WORK TO COMPLETE:
Take every line from the listing below that includes "кластера" and copy it.

RECORDS FOR PROCESSING:
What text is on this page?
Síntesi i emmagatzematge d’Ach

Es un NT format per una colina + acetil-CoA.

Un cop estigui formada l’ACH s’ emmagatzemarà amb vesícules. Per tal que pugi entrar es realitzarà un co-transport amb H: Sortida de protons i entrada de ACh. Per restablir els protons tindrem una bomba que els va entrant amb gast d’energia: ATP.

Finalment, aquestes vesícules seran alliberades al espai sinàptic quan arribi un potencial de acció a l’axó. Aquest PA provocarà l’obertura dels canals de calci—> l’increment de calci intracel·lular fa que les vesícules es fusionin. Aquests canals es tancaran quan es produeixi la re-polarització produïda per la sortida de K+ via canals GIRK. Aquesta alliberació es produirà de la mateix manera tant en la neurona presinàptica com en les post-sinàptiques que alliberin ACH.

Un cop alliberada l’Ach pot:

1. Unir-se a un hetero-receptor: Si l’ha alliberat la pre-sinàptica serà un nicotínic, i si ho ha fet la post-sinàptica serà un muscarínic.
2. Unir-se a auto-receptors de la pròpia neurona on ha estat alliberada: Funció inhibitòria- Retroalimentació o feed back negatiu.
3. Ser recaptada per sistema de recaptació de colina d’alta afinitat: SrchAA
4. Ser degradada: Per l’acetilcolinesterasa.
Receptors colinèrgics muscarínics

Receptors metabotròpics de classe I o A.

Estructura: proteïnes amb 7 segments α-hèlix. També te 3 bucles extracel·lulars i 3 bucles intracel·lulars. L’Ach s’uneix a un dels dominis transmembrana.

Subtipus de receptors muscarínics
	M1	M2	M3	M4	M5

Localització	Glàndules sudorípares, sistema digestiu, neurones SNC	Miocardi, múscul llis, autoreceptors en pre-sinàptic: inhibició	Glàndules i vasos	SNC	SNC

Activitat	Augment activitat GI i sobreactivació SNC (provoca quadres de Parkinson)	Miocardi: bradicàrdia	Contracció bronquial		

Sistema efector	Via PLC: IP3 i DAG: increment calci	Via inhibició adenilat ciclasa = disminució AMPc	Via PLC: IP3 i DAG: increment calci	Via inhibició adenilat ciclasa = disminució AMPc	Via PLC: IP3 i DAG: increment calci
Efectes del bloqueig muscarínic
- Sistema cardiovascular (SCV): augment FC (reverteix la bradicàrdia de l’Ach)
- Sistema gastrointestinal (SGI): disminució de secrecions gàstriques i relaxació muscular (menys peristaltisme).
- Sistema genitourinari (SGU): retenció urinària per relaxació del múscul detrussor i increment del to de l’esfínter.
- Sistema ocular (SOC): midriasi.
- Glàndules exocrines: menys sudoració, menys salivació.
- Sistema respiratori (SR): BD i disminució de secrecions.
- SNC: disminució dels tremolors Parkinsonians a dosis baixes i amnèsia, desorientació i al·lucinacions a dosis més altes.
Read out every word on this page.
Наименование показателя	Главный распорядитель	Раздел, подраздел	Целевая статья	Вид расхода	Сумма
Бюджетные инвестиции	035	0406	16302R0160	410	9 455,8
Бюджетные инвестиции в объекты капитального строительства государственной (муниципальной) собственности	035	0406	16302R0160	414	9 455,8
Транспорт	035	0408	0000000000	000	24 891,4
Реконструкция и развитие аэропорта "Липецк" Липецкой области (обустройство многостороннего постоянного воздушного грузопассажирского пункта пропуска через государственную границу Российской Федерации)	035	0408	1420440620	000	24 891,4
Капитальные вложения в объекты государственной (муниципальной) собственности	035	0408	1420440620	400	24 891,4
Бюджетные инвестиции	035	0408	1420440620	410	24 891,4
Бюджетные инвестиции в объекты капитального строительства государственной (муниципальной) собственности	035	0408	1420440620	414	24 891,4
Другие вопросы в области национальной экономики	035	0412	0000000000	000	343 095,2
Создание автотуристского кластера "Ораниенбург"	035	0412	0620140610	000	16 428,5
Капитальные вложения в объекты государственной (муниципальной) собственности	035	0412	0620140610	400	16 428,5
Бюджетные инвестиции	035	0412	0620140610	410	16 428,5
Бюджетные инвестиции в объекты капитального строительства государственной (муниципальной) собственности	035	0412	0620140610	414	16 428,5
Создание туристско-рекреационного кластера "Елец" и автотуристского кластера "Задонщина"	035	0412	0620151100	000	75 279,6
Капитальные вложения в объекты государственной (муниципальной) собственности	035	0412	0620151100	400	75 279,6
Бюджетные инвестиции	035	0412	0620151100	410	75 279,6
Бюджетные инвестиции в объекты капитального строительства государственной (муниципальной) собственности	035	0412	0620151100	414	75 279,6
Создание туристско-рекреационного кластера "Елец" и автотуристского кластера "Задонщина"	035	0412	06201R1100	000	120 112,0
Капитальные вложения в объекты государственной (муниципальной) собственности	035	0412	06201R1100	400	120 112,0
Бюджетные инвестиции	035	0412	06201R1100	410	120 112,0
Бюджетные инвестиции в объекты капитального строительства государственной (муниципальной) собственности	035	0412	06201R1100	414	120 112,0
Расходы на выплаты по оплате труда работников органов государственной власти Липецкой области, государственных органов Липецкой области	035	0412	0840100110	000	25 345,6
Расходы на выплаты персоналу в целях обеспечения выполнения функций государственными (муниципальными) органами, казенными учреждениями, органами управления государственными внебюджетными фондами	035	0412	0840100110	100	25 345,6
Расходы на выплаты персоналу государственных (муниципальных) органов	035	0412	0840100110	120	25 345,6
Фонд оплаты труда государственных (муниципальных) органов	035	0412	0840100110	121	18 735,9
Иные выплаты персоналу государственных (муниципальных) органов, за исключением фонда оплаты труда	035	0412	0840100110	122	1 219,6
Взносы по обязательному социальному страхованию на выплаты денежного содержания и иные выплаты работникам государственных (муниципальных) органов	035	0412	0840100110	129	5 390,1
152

COMPLETED EXERCISE:
Создание автотуристского кластера "Ораниенбург"	035	0412	0620140610	000	16 428,5
Создание туристско-рекреационного кластера "Елец" и автотуристского кластера "Задонщина"	035	0412	0620151100	000	75 279,6
Создание туристско-рекреационного кластера "Елец" и автотуристского кластера "Задонщина"	035	0412	06201R1100	000	120 112,0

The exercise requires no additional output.